[Begin EXERCISE MATERIAL]

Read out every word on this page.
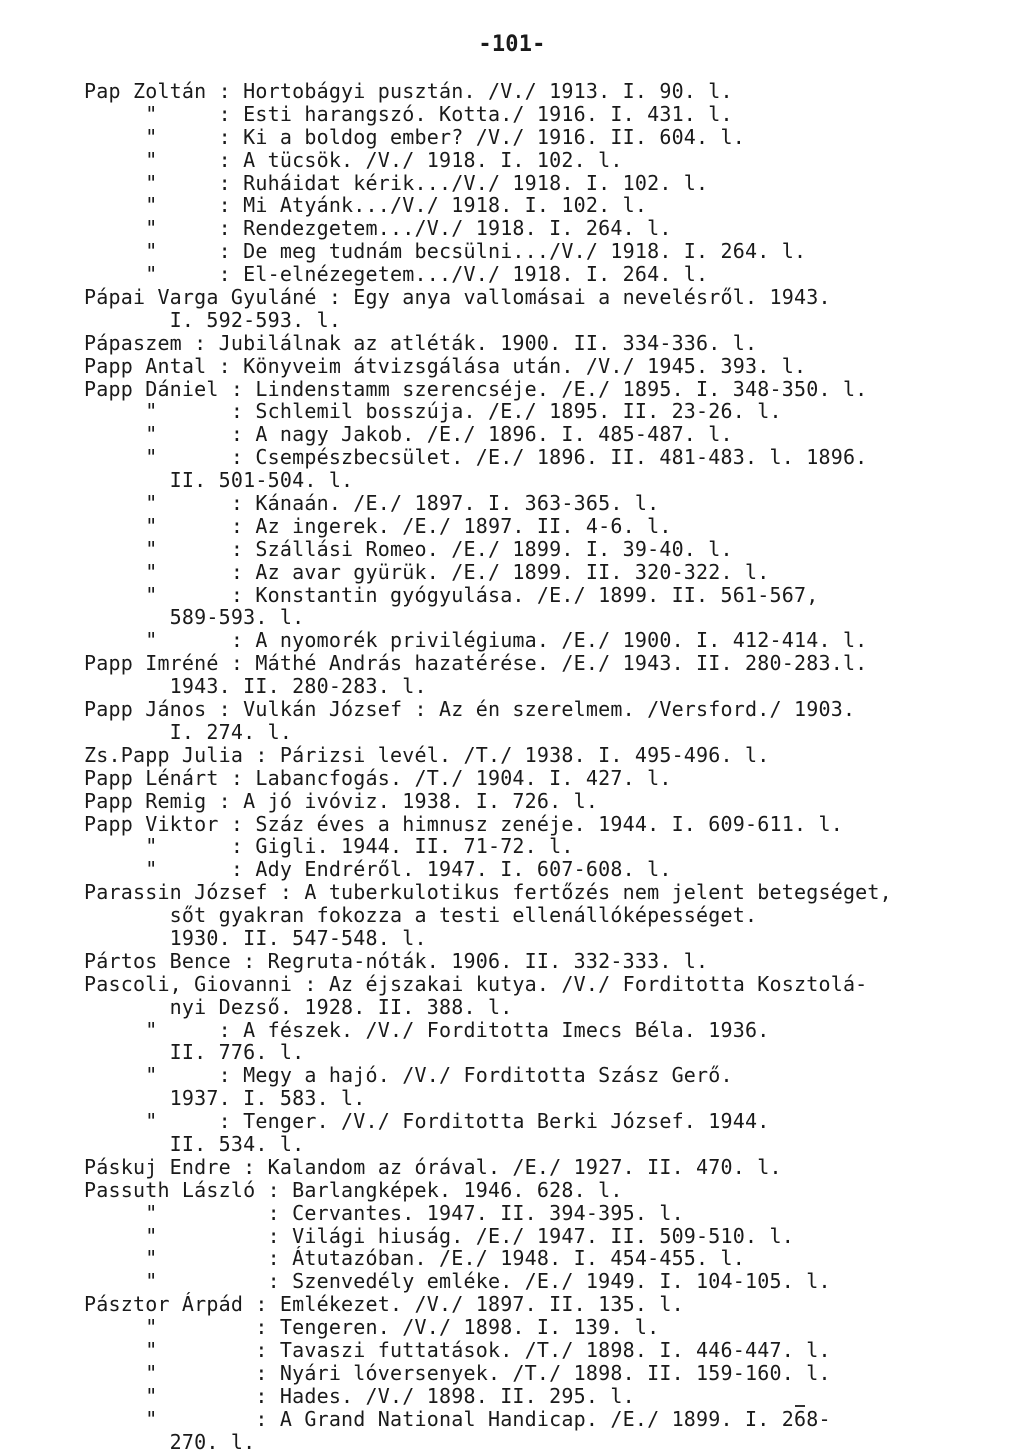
-101-
Pap Zoltán : Hortobágyi pusztán. /V./ 1913. I. 90. l.
"     : Esti harangszó. Kotta./ 1916. I. 431. l.
"     : Ki a boldog ember? /V./ 1916. II. 604. l.
"     : A tücsök. /V./ 1918. I. 102. l.
"     : Ruháidat kérik.../V./ 1918. I. 102. l.
"     : Mi Atyánk.../V./ 1918. I. 102. l.
"     : Rendezgetem.../V./ 1918. I. 264. l.
"     : De meg tudnám becsülni.../V./ 1918. I. 264. l.
"     : El-elnézegetem.../V./ 1918. I. 264. l.
Pápai Varga Gyuláné : Egy anya vallomásai a nevelésről. 1943.
I. 592-593. l.
Pápaszem : Jubilálnak az atléták. 1900. II. 334-336. l.
Papp Antal : Könyveim átvizsgálása után. /V./ 1945. 393. l.
Papp Dániel : Lindenstamm szerencséje. /E./ 1895. I. 348-350. l.
"      : Schlemil bosszúja. /E./ 1895. II. 23-26. l.
"      : A nagy Jakob. /E./ 1896. I. 485-487. l.
"      : Csempészbecsület. /E./ 1896. II. 481-483. l. 1896.
II. 501-504. l.
"      : Kánaán. /E./ 1897. I. 363-365. l.
"      : Az ingerek. /E./ 1897. II. 4-6. l.
"      : Szállási Romeo. /E./ 1899. I. 39-40. l.
"      : Az avar gyürük. /E./ 1899. II. 320-322. l.
"      : Konstantin gyógyulása. /E./ 1899. II. 561-567,
589-593. l.
"      : A nyomorék privilégiuma. /E./ 1900. I. 412-414. l.
Papp Imréné : Máthé András hazatérése. /E./ 1943. II. 280-283.l.
1943. II. 280-283. l.
Papp János : Vulkán József : Az én szerelmem. /Versford./ 1903.
I. 274. l.
Zs.Papp Julia : Párizsi levél. /T./ 1938. I. 495-496. l.
Papp Lénárt : Labancfogás. /T./ 1904. I. 427. l.
Papp Remig : A jó ivóviz. 1938. I. 726. l.
Papp Viktor : Száz éves a himnusz zenéje. 1944. I. 609-611. l.
"      : Gigli. 1944. II. 71-72. l.
"      : Ady Endréről. 1947. I. 607-608. l.
Parassin József : A tuberkulotikus fertőzés nem jelent betegséget,
sőt gyakran fokozza a testi ellenállóképességet.
1930. II. 547-548. l.
Pártos Bence : Regruta-nóták. 1906. II. 332-333. l.
Pascoli, Giovanni : Az éjszakai kutya. /V./ Forditotta Kosztolá-
nyi Dezső. 1928. II. 388. l.
"     : A fészek. /V./ Forditotta Imecs Béla. 1936.
II. 776. l.
"     : Megy a hajó. /V./ Forditotta Szász Gerő.
1937. I. 583. l.
"     : Tenger. /V./ Forditotta Berki József. 1944.
II. 534. l.
Páskuj Endre : Kalandom az órával. /E./ 1927. II. 470. l.
Passuth László : Barlangképek. 1946. 628. l.
"         : Cervantes. 1947. II. 394-395. l.
"         : Világi hiuság. /E./ 1947. II. 509-510. l.
"         : Átutazóban. /E./ 1948. I. 454-455. l.
"         : Szenvedély emléke. /E./ 1949. I. 104-105. l.
Pásztor Árpád : Emlékezet. /V./ 1897. II. 135. l.
"        : Tengeren. /V./ 1898. I. 139. l.
"        : Tavaszi futtatások. /T./ 1898. I. 446-447. l.
"        : Nyári lóversenyek. /T./ 1898. II. 159-160. l.
"        : Hades. /V./ 1898. II. 295. l.
"        : A Grand National Handicap. /E./ 1899. I. 268-
270. l.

[End EXERCISE MATERIAL]

**AIM OF THE EXERCISE:**
Retype the records exactly. Any image in them should not appear in what you write.

**RESPONSE BELOW:**
Read out every word on this page.
-101-
Pap Zoltán : Hortobágyi pusztán. /V./ 1913. I. 90. l.
"     : Esti harangszó. Kotta./ 1916. I. 431. l.
"     : Ki a boldog ember? /V./ 1916. II. 604. l.
"     : A tücsök. /V./ 1918. I. 102. l.
"     : Ruháidat kérik.../V./ 1918. I. 102. l.
"     : Mi Atyánk.../V./ 1918. I. 102. l.
"     : Rendezgetem.../V./ 1918. I. 264. l.
"     : De meg tudnám becsülni.../V./ 1918. I. 264. l.
"     : El-elnézegetem.../V./ 1918. I. 264. l.
Pápai Varga Gyuláné : Egy anya vallomásai a nevelésről. 1943.
I. 592-593. l.
Pápaszem : Jubilálnak az atléták. 1900. II. 334-336. l.
Papp Antal : Könyveim átvizsgálása után. /V./ 1945. 393. l.
Papp Dániel : Lindenstamm szerencséje. /E./ 1895. I. 348-350. l.
"      : Schlemil bosszúja. /E./ 1895. II. 23-26. l.
"      : A nagy Jakob. /E./ 1896. I. 485-487. l.
"      : Csempészbecsület. /E./ 1896. II. 481-483. l. 1896.
II. 501-504. l.
"      : Kánaán. /E./ 1897. I. 363-365. l.
"      : Az ingerek. /E./ 1897. II. 4-6. l.
"      : Szállási Romeo. /E./ 1899. I. 39-40. l.
"      : Az avar gyürük. /E./ 1899. II. 320-322. l.
"      : Konstantin gyógyulása. /E./ 1899. II. 561-567,
589-593. l.
"      : A nyomorék privilégiuma. /E./ 1900. I. 412-414. l.
Papp Imréné : Máthé András hazatérése. /E./ 1943. II. 280-283.l.
1943. II. 280-283. l.
Papp János : Vulkán József : Az én szerelmem. /Versford./ 1903.
I. 274. l.
Zs.Papp Julia : Párizsi levél. /T./ 1938. I. 495-496. l.
Papp Lénárt : Labancfogás. /T./ 1904. I. 427. l.
Papp Remig : A jó ivóviz. 1938. I. 726. l.
Papp Viktor : Száz éves a himnusz zenéje. 1944. I. 609-611. l.
"      : Gigli. 1944. II. 71-72. l.
"      : Ady Endréről. 1947. I. 607-608. l.
Parassin József : A tuberkulotikus fertőzés nem jelent betegséget,
sőt gyakran fokozza a testi ellenállóképességet.
1930. II. 547-548. l.
Pártos Bence : Regruta-nóták. 1906. II. 332-333. l.
Pascoli, Giovanni : Az éjszakai kutya. /V./ Forditotta Kosztolá-
nyi Dezső. 1928. II. 388. l.
"     : A fészek. /V./ Forditotta Imecs Béla. 1936.
II. 776. l.
"     : Megy a hajó. /V./ Forditotta Szász Gerő.
1937. I. 583. l.
"     : Tenger. /V./ Forditotta Berki József. 1944.
II. 534. l.
Páskuj Endre : Kalandom az órával. /E./ 1927. II. 470. l.
Passuth László : Barlangképek. 1946. 628. l.
"         : Cervantes. 1947. II. 394-395. l.
"         : Világi hiuság. /E./ 1947. II. 509-510. l.
"         : Átutazóban. /E./ 1948. I. 454-455. l.
"         : Szenvedély emléke. /E./ 1949. I. 104-105. l.
Pásztor Árpád : Emlékezet. /V./ 1897. II. 135. l.
"        : Tengeren. /V./ 1898. I. 139. l.
"        : Tavaszi futtatások. /T./ 1898. I. 446-447. l.
"        : Nyári lóversenyek. /T./ 1898. II. 159-160. l.
"        : Hades. /V./ 1898. II. 295. l.
"        : A Grand National Handicap. /E./ 1899. I. 268-
270. l.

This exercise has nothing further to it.